**Exercise goal**
Answer with a single number: how many lines in the listing below include "JSON"?
--- Record excerpts ---
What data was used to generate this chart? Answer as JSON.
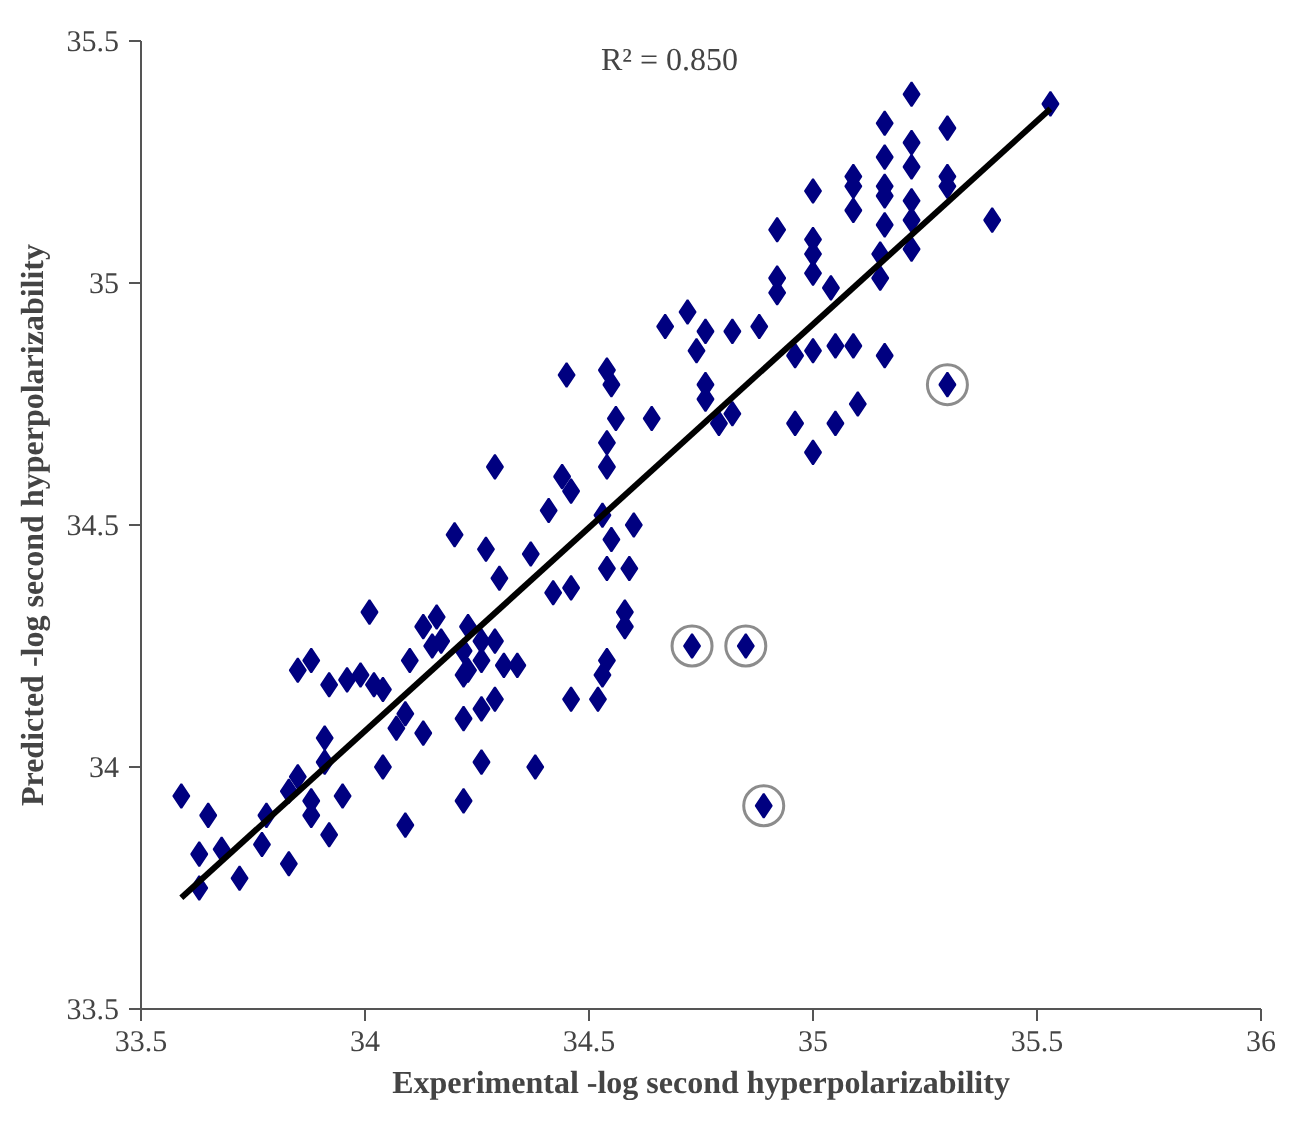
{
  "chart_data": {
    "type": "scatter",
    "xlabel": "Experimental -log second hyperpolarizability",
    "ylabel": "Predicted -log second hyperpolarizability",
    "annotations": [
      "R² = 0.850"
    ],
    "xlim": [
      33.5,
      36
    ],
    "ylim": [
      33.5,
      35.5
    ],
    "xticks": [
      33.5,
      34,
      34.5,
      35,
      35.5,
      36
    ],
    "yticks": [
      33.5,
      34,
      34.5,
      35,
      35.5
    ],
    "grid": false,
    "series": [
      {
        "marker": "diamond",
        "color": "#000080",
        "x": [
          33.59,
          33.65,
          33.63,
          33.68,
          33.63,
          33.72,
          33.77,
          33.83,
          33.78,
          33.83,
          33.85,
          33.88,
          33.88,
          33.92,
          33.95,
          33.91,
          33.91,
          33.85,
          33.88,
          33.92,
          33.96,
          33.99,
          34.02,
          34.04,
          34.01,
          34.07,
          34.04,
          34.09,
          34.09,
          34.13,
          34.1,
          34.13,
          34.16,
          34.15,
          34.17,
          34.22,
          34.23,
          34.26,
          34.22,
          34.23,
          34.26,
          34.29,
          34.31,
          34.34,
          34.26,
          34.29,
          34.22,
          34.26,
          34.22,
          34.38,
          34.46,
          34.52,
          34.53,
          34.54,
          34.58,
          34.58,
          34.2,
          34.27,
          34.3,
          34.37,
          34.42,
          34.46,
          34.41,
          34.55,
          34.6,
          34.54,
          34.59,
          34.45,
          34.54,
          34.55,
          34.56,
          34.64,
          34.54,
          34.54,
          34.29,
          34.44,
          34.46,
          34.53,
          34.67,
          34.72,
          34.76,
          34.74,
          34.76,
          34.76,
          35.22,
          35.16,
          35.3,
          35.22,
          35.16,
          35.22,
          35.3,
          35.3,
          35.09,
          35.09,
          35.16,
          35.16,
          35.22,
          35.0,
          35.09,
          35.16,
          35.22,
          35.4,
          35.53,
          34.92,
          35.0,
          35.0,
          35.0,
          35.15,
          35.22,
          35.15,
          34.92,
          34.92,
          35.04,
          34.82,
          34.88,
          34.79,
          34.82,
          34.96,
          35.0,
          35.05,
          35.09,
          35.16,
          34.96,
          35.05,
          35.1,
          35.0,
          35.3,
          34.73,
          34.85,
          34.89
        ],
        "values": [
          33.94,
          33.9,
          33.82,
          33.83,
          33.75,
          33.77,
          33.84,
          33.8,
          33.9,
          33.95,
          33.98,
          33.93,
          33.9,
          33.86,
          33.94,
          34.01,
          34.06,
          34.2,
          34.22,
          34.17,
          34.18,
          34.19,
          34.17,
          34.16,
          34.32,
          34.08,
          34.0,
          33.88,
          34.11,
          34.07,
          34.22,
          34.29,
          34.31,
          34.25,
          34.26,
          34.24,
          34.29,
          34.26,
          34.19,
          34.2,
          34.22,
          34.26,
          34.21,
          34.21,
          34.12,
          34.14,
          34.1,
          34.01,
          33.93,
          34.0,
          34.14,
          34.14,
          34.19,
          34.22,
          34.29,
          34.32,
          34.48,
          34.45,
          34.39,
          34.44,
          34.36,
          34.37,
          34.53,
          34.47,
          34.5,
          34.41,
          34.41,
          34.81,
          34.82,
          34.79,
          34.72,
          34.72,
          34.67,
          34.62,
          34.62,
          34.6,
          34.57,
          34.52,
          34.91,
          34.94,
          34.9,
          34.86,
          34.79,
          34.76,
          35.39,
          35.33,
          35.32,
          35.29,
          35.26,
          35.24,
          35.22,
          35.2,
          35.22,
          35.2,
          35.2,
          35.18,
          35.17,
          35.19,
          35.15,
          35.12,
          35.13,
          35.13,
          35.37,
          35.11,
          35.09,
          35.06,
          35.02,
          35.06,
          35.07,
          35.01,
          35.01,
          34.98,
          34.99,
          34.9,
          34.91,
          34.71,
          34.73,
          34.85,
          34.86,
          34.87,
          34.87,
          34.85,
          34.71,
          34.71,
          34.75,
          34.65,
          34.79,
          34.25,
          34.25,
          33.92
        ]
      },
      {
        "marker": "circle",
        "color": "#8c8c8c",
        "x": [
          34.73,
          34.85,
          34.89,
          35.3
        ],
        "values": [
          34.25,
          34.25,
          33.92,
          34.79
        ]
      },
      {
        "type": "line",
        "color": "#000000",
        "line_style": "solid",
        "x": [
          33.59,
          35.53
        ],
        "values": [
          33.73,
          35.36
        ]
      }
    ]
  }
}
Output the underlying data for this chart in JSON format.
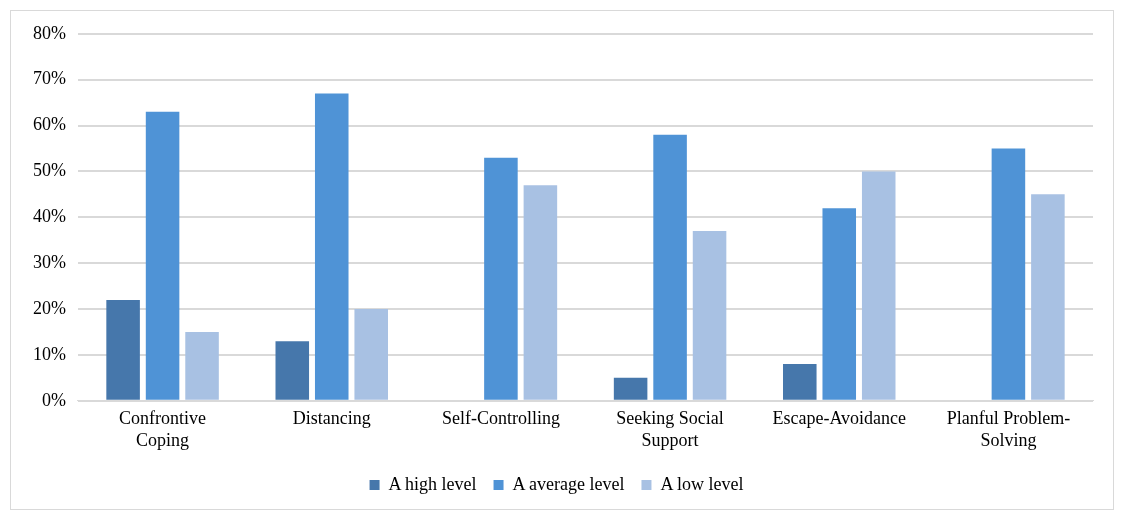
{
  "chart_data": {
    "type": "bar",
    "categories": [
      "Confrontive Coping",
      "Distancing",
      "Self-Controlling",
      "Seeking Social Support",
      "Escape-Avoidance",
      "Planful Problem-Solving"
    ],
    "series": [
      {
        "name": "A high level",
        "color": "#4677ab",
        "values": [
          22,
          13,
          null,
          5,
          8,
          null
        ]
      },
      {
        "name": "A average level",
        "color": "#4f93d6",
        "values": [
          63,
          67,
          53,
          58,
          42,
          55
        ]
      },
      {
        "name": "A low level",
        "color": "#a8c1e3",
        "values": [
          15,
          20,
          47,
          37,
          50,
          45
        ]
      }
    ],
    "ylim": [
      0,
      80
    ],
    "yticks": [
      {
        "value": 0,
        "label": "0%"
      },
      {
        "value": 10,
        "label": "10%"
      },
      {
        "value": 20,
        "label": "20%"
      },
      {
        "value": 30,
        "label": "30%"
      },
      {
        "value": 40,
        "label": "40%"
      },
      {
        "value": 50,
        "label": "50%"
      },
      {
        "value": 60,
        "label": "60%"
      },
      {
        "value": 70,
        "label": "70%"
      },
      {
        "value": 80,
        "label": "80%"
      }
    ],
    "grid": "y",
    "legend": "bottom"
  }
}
---
**The response**
2